##### INPUT ROWS #####

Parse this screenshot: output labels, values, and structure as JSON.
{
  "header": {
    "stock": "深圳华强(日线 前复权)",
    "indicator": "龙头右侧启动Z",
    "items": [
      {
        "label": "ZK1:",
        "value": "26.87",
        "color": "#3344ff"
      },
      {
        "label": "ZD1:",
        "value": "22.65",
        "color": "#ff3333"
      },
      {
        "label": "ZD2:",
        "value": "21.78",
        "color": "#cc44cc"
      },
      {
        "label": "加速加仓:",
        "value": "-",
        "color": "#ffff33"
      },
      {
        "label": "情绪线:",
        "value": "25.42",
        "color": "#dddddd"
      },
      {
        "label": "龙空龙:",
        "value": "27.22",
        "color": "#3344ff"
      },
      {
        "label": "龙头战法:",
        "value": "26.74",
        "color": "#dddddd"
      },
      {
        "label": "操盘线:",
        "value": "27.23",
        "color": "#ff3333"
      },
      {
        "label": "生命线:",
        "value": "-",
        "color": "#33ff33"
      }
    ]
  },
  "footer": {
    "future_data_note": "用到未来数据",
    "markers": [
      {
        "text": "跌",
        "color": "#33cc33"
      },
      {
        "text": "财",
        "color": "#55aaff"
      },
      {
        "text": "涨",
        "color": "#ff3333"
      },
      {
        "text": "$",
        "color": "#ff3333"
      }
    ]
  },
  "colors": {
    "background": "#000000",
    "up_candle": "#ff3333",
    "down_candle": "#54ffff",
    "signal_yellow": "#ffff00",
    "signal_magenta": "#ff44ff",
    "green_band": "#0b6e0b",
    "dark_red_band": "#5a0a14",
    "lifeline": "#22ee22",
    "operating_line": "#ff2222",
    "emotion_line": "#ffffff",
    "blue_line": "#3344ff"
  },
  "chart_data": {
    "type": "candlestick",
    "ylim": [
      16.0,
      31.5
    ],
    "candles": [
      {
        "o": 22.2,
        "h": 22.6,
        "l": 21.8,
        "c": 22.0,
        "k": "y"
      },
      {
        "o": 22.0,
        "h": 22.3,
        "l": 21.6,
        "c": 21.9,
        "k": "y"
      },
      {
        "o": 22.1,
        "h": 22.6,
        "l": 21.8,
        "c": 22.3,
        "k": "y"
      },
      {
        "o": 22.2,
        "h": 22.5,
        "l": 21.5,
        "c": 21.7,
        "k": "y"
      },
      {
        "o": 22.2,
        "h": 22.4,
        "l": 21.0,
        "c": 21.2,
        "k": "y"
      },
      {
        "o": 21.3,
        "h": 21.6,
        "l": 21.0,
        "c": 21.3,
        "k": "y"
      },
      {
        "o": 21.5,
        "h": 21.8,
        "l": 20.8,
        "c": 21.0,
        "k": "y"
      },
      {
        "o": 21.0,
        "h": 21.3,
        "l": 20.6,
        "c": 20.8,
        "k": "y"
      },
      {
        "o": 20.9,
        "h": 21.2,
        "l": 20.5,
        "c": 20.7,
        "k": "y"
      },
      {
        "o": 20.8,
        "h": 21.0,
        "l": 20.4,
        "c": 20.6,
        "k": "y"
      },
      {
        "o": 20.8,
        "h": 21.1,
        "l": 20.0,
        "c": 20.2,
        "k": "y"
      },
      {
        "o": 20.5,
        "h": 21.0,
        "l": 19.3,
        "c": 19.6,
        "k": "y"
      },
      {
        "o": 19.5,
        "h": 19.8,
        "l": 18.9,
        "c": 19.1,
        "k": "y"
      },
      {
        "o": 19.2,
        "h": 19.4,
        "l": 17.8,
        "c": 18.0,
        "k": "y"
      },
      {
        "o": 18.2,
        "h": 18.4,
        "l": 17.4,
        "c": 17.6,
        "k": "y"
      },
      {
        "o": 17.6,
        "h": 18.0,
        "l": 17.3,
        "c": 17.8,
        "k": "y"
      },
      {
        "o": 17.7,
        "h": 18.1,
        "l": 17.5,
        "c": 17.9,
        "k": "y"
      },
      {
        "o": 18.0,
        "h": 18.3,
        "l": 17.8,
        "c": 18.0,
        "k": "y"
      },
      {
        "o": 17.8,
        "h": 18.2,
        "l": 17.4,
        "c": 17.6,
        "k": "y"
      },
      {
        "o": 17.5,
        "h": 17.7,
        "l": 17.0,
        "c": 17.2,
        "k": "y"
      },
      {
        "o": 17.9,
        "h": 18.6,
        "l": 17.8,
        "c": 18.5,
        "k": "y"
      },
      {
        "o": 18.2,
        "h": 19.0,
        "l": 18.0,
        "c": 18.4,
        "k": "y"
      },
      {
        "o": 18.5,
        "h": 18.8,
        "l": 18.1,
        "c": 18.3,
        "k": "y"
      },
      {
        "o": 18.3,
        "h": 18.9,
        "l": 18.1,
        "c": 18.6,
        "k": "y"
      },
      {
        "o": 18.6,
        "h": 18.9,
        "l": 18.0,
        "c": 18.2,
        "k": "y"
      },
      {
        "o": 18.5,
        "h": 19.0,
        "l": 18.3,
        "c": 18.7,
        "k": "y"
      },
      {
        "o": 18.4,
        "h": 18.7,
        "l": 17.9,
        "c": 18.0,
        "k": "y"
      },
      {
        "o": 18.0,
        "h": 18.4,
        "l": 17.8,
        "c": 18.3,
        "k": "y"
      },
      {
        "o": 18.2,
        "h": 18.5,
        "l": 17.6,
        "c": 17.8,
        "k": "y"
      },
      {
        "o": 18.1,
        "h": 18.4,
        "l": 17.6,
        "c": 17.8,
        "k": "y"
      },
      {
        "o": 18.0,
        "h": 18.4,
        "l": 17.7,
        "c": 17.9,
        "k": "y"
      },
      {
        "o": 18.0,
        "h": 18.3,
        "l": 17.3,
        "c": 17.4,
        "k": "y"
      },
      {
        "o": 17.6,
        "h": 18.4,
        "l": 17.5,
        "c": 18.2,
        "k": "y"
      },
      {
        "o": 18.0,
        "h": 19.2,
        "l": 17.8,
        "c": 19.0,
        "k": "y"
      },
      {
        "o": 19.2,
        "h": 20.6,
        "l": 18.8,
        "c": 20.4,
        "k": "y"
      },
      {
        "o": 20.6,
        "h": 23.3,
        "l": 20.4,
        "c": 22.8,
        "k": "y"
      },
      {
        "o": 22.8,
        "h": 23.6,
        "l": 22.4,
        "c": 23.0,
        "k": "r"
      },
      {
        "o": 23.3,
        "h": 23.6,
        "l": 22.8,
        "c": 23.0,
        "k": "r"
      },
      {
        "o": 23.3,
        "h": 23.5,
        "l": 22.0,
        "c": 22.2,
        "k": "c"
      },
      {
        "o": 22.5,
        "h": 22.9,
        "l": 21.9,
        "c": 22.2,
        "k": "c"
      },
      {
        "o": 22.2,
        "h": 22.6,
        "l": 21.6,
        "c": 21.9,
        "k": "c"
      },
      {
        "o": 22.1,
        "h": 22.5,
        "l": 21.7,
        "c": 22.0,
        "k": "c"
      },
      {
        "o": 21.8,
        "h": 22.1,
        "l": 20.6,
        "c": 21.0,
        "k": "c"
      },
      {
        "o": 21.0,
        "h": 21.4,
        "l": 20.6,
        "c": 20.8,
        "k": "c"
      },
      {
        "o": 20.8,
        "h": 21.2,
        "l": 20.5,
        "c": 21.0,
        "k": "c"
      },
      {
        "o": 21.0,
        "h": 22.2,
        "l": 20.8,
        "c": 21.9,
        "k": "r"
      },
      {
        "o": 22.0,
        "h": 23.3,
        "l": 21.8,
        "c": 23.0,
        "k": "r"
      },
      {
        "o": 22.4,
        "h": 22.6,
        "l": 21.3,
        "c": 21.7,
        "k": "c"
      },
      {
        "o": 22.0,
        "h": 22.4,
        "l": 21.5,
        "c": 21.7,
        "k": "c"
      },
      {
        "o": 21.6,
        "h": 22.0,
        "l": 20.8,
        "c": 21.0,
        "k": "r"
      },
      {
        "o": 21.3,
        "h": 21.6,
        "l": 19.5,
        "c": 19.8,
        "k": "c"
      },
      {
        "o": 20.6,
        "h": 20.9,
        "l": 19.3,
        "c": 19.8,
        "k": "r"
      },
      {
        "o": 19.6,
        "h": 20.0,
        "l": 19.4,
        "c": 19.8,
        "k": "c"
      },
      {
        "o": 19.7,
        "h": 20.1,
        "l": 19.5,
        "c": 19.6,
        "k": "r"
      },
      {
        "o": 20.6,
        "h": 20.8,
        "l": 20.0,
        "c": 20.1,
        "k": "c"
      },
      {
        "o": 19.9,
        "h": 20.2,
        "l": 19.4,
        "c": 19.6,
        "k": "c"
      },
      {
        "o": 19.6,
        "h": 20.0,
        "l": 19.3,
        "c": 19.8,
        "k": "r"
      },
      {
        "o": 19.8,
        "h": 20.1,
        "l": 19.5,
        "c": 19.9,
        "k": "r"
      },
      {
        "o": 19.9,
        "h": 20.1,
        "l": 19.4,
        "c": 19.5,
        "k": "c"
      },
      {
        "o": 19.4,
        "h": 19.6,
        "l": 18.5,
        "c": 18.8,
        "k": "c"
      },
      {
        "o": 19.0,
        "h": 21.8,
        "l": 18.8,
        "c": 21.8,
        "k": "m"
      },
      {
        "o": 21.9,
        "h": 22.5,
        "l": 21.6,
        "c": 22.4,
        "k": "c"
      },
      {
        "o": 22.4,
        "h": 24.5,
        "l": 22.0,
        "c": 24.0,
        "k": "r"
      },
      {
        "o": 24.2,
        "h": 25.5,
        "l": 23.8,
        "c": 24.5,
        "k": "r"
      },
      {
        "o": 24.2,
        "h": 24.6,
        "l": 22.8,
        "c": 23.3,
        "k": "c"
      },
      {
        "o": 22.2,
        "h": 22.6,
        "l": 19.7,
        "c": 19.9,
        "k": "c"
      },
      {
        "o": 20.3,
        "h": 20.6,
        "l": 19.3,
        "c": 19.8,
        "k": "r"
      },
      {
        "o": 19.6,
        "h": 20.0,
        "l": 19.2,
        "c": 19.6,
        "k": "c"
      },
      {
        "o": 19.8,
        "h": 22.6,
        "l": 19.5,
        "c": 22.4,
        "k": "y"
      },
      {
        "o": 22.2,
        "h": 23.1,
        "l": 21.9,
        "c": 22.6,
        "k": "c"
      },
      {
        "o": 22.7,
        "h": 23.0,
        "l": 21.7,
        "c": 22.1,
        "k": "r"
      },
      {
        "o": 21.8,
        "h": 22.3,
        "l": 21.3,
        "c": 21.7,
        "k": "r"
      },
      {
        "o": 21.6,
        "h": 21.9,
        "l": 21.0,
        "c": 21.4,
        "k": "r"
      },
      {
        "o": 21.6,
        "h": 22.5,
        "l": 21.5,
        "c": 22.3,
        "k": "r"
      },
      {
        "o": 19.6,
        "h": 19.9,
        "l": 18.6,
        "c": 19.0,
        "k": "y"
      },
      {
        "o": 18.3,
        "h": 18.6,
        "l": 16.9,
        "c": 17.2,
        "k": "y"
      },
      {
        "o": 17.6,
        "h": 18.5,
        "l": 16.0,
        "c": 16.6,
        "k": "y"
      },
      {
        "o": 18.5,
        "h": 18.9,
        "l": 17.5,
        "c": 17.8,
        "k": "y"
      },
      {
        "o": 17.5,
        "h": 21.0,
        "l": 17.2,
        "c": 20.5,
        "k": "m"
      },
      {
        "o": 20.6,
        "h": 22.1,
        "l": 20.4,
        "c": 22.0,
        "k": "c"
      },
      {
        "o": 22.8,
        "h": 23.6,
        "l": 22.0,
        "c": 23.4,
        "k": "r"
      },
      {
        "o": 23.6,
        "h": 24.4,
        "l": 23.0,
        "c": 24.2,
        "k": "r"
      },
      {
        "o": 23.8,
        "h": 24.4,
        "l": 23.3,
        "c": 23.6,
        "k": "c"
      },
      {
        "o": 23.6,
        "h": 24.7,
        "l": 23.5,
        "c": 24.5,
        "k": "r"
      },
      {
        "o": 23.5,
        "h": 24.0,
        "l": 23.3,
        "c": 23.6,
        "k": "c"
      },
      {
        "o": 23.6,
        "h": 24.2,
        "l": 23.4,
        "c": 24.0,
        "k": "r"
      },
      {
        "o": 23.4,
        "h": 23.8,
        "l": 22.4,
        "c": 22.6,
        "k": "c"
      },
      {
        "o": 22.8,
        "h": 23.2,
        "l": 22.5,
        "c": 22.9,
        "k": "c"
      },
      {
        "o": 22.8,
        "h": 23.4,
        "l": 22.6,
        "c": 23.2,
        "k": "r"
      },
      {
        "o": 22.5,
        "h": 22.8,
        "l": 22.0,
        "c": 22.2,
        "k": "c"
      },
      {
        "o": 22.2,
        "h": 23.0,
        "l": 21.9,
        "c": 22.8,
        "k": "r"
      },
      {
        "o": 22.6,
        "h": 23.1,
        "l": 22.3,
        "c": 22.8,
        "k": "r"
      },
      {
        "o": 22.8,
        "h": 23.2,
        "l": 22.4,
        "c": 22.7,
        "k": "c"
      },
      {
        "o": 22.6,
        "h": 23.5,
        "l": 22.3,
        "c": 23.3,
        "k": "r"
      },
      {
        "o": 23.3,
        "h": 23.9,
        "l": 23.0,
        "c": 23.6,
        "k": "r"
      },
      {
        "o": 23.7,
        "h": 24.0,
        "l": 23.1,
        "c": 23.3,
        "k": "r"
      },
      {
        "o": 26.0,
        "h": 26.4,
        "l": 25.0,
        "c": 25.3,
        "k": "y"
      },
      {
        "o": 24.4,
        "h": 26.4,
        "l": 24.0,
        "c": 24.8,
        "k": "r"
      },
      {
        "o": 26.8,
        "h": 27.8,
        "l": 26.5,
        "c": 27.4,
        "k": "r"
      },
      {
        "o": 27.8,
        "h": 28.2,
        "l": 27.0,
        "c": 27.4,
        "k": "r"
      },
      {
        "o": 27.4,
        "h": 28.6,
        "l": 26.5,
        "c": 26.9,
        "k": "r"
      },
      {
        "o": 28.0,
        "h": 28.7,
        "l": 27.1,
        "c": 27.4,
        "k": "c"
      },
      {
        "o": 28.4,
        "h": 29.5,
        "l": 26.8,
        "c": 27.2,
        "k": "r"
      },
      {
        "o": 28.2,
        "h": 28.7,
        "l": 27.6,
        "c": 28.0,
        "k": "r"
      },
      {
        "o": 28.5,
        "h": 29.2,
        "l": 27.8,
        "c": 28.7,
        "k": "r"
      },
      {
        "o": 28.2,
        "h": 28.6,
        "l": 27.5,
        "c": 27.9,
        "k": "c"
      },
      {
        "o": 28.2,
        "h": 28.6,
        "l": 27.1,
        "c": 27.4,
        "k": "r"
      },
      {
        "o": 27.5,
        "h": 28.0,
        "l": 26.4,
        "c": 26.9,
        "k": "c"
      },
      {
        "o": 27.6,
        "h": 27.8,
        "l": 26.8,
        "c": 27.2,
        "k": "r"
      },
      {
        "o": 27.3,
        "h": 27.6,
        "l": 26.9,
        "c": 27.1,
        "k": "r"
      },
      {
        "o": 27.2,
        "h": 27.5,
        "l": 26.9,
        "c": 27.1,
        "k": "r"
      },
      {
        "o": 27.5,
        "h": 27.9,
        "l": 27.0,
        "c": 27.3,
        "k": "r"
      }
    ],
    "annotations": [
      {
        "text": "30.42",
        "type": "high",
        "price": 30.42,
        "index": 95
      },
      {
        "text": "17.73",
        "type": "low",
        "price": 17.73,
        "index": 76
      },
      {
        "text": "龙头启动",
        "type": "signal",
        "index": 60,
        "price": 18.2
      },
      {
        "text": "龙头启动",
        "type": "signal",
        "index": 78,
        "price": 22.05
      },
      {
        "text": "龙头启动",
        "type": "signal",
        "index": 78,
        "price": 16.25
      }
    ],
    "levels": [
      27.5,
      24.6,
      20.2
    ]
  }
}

#####

### DIRECTIONS
Gather all lines of the records that include the word "price".

### SOLUTION TO THIS TASK
        "price": 30.42,
        "price": 17.73,
        "price": 18.2
        "price": 22.05
        "price": 16.25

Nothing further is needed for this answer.